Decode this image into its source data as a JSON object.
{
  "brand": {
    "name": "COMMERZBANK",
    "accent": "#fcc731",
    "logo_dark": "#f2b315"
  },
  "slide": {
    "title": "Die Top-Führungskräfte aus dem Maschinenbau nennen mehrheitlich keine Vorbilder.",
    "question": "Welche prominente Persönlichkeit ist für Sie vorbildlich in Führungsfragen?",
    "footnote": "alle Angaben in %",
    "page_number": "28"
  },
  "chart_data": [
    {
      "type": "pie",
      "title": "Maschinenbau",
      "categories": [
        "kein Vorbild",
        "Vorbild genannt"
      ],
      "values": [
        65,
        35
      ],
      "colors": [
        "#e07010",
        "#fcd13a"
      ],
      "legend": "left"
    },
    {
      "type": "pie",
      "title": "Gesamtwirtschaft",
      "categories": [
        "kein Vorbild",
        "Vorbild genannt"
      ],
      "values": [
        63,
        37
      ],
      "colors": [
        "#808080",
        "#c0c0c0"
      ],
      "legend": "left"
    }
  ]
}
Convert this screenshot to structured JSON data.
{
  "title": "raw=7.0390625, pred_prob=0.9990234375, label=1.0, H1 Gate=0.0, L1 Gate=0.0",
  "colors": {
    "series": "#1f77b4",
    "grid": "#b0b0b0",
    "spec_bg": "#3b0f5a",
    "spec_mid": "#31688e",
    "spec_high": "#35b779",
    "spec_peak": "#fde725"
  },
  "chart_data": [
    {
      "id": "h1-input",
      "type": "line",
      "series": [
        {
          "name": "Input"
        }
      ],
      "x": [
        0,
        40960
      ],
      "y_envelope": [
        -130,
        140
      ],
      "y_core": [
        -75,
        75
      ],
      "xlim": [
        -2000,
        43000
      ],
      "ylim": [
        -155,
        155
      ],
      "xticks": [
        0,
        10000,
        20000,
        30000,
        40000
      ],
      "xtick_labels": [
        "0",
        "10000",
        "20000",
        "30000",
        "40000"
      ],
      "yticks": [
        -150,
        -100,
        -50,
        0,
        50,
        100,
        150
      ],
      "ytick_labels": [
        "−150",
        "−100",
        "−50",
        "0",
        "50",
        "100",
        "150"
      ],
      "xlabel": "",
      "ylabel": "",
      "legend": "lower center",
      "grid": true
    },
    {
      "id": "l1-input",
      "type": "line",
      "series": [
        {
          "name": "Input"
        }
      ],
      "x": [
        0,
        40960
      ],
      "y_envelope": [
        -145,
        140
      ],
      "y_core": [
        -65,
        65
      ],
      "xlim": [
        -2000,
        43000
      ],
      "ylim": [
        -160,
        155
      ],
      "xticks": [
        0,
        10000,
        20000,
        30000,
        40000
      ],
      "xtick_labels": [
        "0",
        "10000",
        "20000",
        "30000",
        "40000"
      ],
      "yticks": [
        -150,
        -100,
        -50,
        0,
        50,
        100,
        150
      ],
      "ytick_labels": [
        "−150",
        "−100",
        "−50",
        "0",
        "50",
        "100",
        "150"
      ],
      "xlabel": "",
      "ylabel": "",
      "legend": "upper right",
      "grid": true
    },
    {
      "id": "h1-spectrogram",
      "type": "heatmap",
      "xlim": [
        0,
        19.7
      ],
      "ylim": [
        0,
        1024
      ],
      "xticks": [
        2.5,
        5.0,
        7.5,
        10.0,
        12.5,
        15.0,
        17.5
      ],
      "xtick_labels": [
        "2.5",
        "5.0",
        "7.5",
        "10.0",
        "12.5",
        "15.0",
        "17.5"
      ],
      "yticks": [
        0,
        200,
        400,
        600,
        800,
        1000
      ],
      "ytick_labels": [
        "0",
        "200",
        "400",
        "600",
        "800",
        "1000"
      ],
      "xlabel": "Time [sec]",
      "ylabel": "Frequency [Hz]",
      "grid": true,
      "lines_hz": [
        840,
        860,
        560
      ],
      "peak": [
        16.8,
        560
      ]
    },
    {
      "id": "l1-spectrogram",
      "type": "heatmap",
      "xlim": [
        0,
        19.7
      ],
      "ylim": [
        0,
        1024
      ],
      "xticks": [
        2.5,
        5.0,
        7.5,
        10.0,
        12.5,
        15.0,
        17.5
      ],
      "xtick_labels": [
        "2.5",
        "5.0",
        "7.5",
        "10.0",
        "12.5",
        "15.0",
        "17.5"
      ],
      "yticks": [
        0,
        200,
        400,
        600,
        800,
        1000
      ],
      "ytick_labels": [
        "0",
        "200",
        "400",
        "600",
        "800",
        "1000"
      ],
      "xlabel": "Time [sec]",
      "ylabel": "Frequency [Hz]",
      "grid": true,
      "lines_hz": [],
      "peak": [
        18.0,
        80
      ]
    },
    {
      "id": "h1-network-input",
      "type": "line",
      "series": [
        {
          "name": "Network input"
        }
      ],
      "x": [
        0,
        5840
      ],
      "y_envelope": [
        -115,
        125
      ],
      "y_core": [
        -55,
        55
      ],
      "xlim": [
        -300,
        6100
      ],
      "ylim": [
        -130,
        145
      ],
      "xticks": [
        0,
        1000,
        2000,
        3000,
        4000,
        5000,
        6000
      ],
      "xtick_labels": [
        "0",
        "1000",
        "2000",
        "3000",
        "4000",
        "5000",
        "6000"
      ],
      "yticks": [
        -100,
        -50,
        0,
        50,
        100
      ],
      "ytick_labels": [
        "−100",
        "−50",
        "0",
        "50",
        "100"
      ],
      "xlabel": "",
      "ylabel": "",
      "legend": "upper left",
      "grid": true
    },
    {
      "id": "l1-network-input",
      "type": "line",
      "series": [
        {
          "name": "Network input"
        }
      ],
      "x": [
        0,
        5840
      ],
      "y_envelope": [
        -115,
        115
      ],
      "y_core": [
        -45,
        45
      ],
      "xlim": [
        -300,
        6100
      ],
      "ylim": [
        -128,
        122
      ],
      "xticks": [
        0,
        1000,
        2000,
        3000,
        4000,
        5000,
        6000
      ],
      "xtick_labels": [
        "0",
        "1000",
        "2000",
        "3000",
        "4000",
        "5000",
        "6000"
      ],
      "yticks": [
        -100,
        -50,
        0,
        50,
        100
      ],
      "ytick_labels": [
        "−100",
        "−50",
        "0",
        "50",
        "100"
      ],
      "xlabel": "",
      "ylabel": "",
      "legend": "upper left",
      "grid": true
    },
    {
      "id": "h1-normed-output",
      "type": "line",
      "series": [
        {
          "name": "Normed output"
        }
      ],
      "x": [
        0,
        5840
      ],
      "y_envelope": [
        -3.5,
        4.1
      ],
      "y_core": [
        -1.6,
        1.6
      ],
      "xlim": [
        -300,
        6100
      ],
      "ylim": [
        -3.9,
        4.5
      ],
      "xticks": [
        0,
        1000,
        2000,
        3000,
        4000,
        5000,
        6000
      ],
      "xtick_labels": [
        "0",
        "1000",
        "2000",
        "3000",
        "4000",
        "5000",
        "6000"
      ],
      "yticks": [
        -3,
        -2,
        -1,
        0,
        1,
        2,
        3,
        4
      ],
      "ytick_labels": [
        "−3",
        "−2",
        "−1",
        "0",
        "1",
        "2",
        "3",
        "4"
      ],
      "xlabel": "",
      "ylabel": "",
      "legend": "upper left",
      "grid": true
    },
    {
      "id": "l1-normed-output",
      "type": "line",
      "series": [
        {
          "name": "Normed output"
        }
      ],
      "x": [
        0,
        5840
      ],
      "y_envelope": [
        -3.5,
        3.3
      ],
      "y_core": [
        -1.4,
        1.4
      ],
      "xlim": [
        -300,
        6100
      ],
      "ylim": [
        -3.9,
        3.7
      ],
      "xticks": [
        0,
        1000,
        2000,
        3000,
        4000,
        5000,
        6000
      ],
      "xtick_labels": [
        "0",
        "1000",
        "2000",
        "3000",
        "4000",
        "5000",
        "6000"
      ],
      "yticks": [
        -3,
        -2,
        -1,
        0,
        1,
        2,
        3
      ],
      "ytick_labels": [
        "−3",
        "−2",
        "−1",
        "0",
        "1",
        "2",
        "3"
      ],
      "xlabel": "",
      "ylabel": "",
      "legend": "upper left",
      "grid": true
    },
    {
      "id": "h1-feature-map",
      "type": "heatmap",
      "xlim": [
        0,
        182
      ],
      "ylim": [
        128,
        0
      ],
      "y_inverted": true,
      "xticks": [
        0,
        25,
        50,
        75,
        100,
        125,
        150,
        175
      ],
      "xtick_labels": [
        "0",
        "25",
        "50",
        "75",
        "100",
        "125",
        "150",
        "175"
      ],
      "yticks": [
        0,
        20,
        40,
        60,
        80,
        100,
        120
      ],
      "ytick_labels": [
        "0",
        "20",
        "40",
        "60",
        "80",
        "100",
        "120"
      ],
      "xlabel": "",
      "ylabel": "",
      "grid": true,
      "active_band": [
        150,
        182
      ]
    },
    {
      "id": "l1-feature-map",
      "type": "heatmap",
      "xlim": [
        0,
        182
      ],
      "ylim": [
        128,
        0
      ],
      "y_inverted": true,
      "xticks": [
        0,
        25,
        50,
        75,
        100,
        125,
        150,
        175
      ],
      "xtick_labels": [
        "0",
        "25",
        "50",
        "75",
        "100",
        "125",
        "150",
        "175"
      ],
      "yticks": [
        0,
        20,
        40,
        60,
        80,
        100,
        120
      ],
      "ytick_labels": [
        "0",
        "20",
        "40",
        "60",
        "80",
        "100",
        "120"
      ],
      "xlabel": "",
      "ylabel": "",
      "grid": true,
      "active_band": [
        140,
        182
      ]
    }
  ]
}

* * * *

### WHAT NEEDS TO BE DONE
Using the material above, copy every line in which the string "Maschinenbau" occurs.

### EXPECTED OUTPUT
    "title": "Die Top-Führungskräfte aus dem Maschinenbau nennen mehrheitlich keine Vorbilder.",
      "title": "Maschinenbau",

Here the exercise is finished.